[start Selection]
1856. Maximum Subarray Min-Product

• Time: $O(n)$
• Space: $O(n)$

C++JavaPython

class Solution {
 public:
  int maxSumMinProduct(vector<int>& nums) {
    constexpr int kMod = 1'000'000'007;
    long ans = 0;
    stack<int> stack;
    vector<long> prefix(nums.size() + 1);

    for (int i = 0; i < nums.size(); ++i)
      prefix[i + 1] = prefix[i] + nums[i];

    for (int i = 0; i <= nums.size(); ++i) {
      while (!stack.empty() &&
             (i == nums.size() || nums[stack.top()] > nums[i])) {
        const int minVal = nums[stack.top()];
        stack.pop();
        const long sum =
            stack.empty() ? prefix[i] : prefix[i] - prefix[stack.top() + 1];
        ans = max(ans, minVal * sum);
      }
      stack.push(i);
    }

    return ans % kMod;
  }
};

class Solution {
  public int maxSumMinProduct(int[] nums) {
    final int kMod = 1_000_000_007;
    long ans = 0;
    Deque<Integer> stack = new ArrayDeque<>();
    long[] prefix = new long[nums.length + 1];

    for (int i = 0; i < nums.length; ++i)
[end Selection]
Please extend the Maximum Subarray Min-Product solution text, picking up right after its last line. The entries can be left aside for this.
[start Data listing]
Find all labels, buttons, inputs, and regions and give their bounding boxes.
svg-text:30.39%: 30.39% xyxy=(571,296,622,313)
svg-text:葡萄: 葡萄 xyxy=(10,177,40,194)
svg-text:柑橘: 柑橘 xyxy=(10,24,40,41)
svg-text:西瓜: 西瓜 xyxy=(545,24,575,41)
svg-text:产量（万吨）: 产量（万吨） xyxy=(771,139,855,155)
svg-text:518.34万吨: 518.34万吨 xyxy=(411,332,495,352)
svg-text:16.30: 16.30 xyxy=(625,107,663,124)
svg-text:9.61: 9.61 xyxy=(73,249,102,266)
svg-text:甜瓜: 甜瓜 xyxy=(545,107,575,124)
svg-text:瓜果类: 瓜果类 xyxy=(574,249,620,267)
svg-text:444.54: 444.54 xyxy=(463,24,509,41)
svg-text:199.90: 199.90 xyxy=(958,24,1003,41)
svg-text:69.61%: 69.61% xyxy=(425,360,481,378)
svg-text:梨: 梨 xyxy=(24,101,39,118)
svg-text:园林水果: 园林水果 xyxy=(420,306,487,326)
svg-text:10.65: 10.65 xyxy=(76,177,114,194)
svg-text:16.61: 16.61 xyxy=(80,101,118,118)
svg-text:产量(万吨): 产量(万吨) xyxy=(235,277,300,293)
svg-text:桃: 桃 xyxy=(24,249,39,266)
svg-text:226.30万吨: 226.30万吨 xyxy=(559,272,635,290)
[end Data listing]
Reply to the task –
      prefix[i + 1] = prefix[i] + nums[i];

    for (int i = 0; i <= nums.length; ++i) {
      while (!stack.isEmpty() && (i == nums.length || nums[stack.peek()] > nums[i])) {
        final int minVal = nums[stack.pop()];
        final long sum = stack.isEmpty() ? prefix[i] : prefix[i] - prefix[stack.peek() + 1];
        ans = Math.max(ans, minVal * sum);
      }
      stack.push(i);
    }

    return (int) (ans % kMod);
  }
}

class Solution:
  def maxSumMinProduct(self, nums: list[int]) -> int:
    ans = 0
    stack = []
    prefix = list(itertools.accumulate(nums, initial=0))

    for i in range(len(nums) + 1):
      while stack and (i == len(nums) or nums[stack[-1]] > nums[i]):
        minVal = nums[stack.pop()]
        summ = prefix[i] - prefix[stack[-1] + 1] if stack else prefix[i]
        ans = max(ans, minVal * summ)
      stack.append(i)

    return ans % int(1e9 + 7)